§ Rows from a dataset:
——

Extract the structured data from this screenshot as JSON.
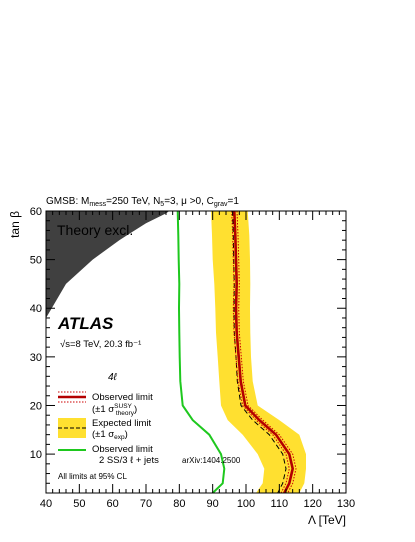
{
  "chart_data": {
    "type": "line",
    "header": "GMSB: M_mess=250 TeV, N_5=3, μ >0, C_grav=1",
    "experiment": "ATLAS",
    "energy_lumi": "√s=8 TeV, 20.3 fb⁻¹",
    "channel": "4ℓ",
    "xlabel": "Λ [TeV]",
    "ylabel": "tan β",
    "xlim": [
      40,
      130
    ],
    "ylim": [
      2,
      60
    ],
    "xticks": [
      "40",
      "50",
      "60",
      "70",
      "80",
      "90",
      "100",
      "110",
      "120",
      "130"
    ],
    "yticks": [
      "10",
      "20",
      "30",
      "40",
      "50",
      "60"
    ],
    "theory_region_label": "Theory excl.",
    "footnote": "All limits at 95% CL",
    "theory_excluded": {
      "x": [
        40,
        40,
        46,
        54,
        62,
        70,
        76,
        77
      ],
      "y": [
        60,
        38,
        45,
        50,
        54,
        57.5,
        59.5,
        60
      ]
    },
    "series": [
      {
        "name": "Observed limit",
        "x": [
          96.5,
          96.8,
          97.0,
          97.2,
          97.0,
          97.2,
          97.8,
          98.4,
          99.8,
          104,
          109,
          113,
          114,
          113,
          111.5
        ],
        "y": [
          60,
          55,
          50,
          45,
          40,
          35,
          30,
          25,
          20,
          17,
          14,
          10,
          7,
          4,
          2
        ],
        "color": "#b30000"
      },
      {
        "name": "(±1 σ_theory^SUSY)",
        "x_up": [
          97.3,
          97.6,
          97.8,
          98.0,
          97.8,
          98.0,
          98.6,
          99.2,
          100.6,
          105,
          110,
          114,
          115,
          114,
          112.5
        ],
        "x_down": [
          95.7,
          96.0,
          96.2,
          96.4,
          96.2,
          96.4,
          97.0,
          97.6,
          99.0,
          103,
          108,
          112,
          113,
          112,
          110.5
        ],
        "y": [
          60,
          55,
          50,
          45,
          40,
          35,
          30,
          25,
          20,
          17,
          14,
          10,
          7,
          4,
          2
        ],
        "color": "#cc0000"
      },
      {
        "name": "Expected limit",
        "x": [
          96,
          96.2,
          96.3,
          96.5,
          96.4,
          96.5,
          97.0,
          97.4,
          98.5,
          102,
          107,
          111,
          112,
          111,
          109.5
        ],
        "y": [
          60,
          55,
          50,
          45,
          40,
          35,
          30,
          25,
          20,
          17,
          14,
          10,
          7,
          4,
          2
        ],
        "color": "#000000"
      },
      {
        "name": "(±1 σ_exp)",
        "x_up": [
          100.5,
          101,
          101.2,
          101.3,
          101.2,
          101.3,
          101.5,
          102,
          103.5,
          110,
          116,
          118,
          118,
          117.5,
          116
        ],
        "x_down": [
          89.5,
          89.8,
          90.0,
          90.5,
          90.8,
          91.0,
          91.5,
          92.0,
          92.5,
          94.5,
          99,
          103.5,
          105.5,
          105,
          103
        ],
        "y": [
          60,
          55,
          50,
          45,
          40,
          35,
          30,
          25,
          20,
          17,
          14,
          10,
          7,
          4,
          2
        ],
        "color": "#ffe030"
      },
      {
        "name": "Observed limit 2 SS/3 ℓ + jets",
        "reference": "arXiv:1404.2500",
        "x": [
          79.5,
          79.7,
          79.8,
          80.0,
          79.9,
          80.0,
          80.1,
          80.3,
          81.0,
          84.0,
          89.0,
          92.5,
          93.5,
          93.0,
          90.0
        ],
        "y": [
          60,
          55,
          50,
          45,
          40,
          35,
          30,
          25,
          20,
          17,
          14,
          10,
          7,
          4,
          2
        ],
        "color": "#1ec81e"
      }
    ],
    "legend": [
      {
        "label": "Observed limit",
        "sub": "(±1 σ^SUSY_theory)"
      },
      {
        "label": "Expected limit",
        "sub": "(±1 σ_exp)"
      },
      {
        "label": "Observed limit",
        "sub": "2 SS/3 ℓ + jets",
        "ref": "arXiv:1404.2500"
      }
    ]
  }
}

——

§ Goal:
Please transcribe the material above exactly as written. Leave the pictures out.

§ Answer for this exercise:
Extract the structured data from this screenshot as JSON.
{
  "chart_data": {
    "type": "line",
    "header": "GMSB: M_mess=250 TeV, N_5=3, μ >0, C_grav=1",
    "experiment": "ATLAS",
    "energy_lumi": "√s=8 TeV, 20.3 fb⁻¹",
    "channel": "4ℓ",
    "xlabel": "Λ [TeV]",
    "ylabel": "tan β",
    "xlim": [
      40,
      130
    ],
    "ylim": [
      2,
      60
    ],
    "xticks": [
      "40",
      "50",
      "60",
      "70",
      "80",
      "90",
      "100",
      "110",
      "120",
      "130"
    ],
    "yticks": [
      "10",
      "20",
      "30",
      "40",
      "50",
      "60"
    ],
    "theory_region_label": "Theory excl.",
    "footnote": "All limits at 95% CL",
    "theory_excluded": {
      "x": [
        40,
        40,
        46,
        54,
        62,
        70,
        76,
        77
      ],
      "y": [
        60,
        38,
        45,
        50,
        54,
        57.5,
        59.5,
        60
      ]
    },
    "series": [
      {
        "name": "Observed limit",
        "x": [
          96.5,
          96.8,
          97.0,
          97.2,
          97.0,
          97.2,
          97.8,
          98.4,
          99.8,
          104,
          109,
          113,
          114,
          113,
          111.5
        ],
        "y": [
          60,
          55,
          50,
          45,
          40,
          35,
          30,
          25,
          20,
          17,
          14,
          10,
          7,
          4,
          2
        ],
        "color": "#b30000"
      },
      {
        "name": "(±1 σ_theory^SUSY)",
        "x_up": [
          97.3,
          97.6,
          97.8,
          98.0,
          97.8,
          98.0,
          98.6,
          99.2,
          100.6,
          105,
          110,
          114,
          115,
          114,
          112.5
        ],
        "x_down": [
          95.7,
          96.0,
          96.2,
          96.4,
          96.2,
          96.4,
          97.0,
          97.6,
          99.0,
          103,
          108,
          112,
          113,
          112,
          110.5
        ],
        "y": [
          60,
          55,
          50,
          45,
          40,
          35,
          30,
          25,
          20,
          17,
          14,
          10,
          7,
          4,
          2
        ],
        "color": "#cc0000"
      },
      {
        "name": "Expected limit",
        "x": [
          96,
          96.2,
          96.3,
          96.5,
          96.4,
          96.5,
          97.0,
          97.4,
          98.5,
          102,
          107,
          111,
          112,
          111,
          109.5
        ],
        "y": [
          60,
          55,
          50,
          45,
          40,
          35,
          30,
          25,
          20,
          17,
          14,
          10,
          7,
          4,
          2
        ],
        "color": "#000000"
      },
      {
        "name": "(±1 σ_exp)",
        "x_up": [
          100.5,
          101,
          101.2,
          101.3,
          101.2,
          101.3,
          101.5,
          102,
          103.5,
          110,
          116,
          118,
          118,
          117.5,
          116
        ],
        "x_down": [
          89.5,
          89.8,
          90.0,
          90.5,
          90.8,
          91.0,
          91.5,
          92.0,
          92.5,
          94.5,
          99,
          103.5,
          105.5,
          105,
          103
        ],
        "y": [
          60,
          55,
          50,
          45,
          40,
          35,
          30,
          25,
          20,
          17,
          14,
          10,
          7,
          4,
          2
        ],
        "color": "#ffe030"
      },
      {
        "name": "Observed limit 2 SS/3 ℓ + jets",
        "reference": "arXiv:1404.2500",
        "x": [
          79.5,
          79.7,
          79.8,
          80.0,
          79.9,
          80.0,
          80.1,
          80.3,
          81.0,
          84.0,
          89.0,
          92.5,
          93.5,
          93.0,
          90.0
        ],
        "y": [
          60,
          55,
          50,
          45,
          40,
          35,
          30,
          25,
          20,
          17,
          14,
          10,
          7,
          4,
          2
        ],
        "color": "#1ec81e"
      }
    ],
    "legend": [
      {
        "label": "Observed limit",
        "sub": "(±1 σ^SUSY_theory)"
      },
      {
        "label": "Expected limit",
        "sub": "(±1 σ_exp)"
      },
      {
        "label": "Observed limit",
        "sub": "2 SS/3 ℓ + jets",
        "ref": "arXiv:1404.2500"
      }
    ]
  }
}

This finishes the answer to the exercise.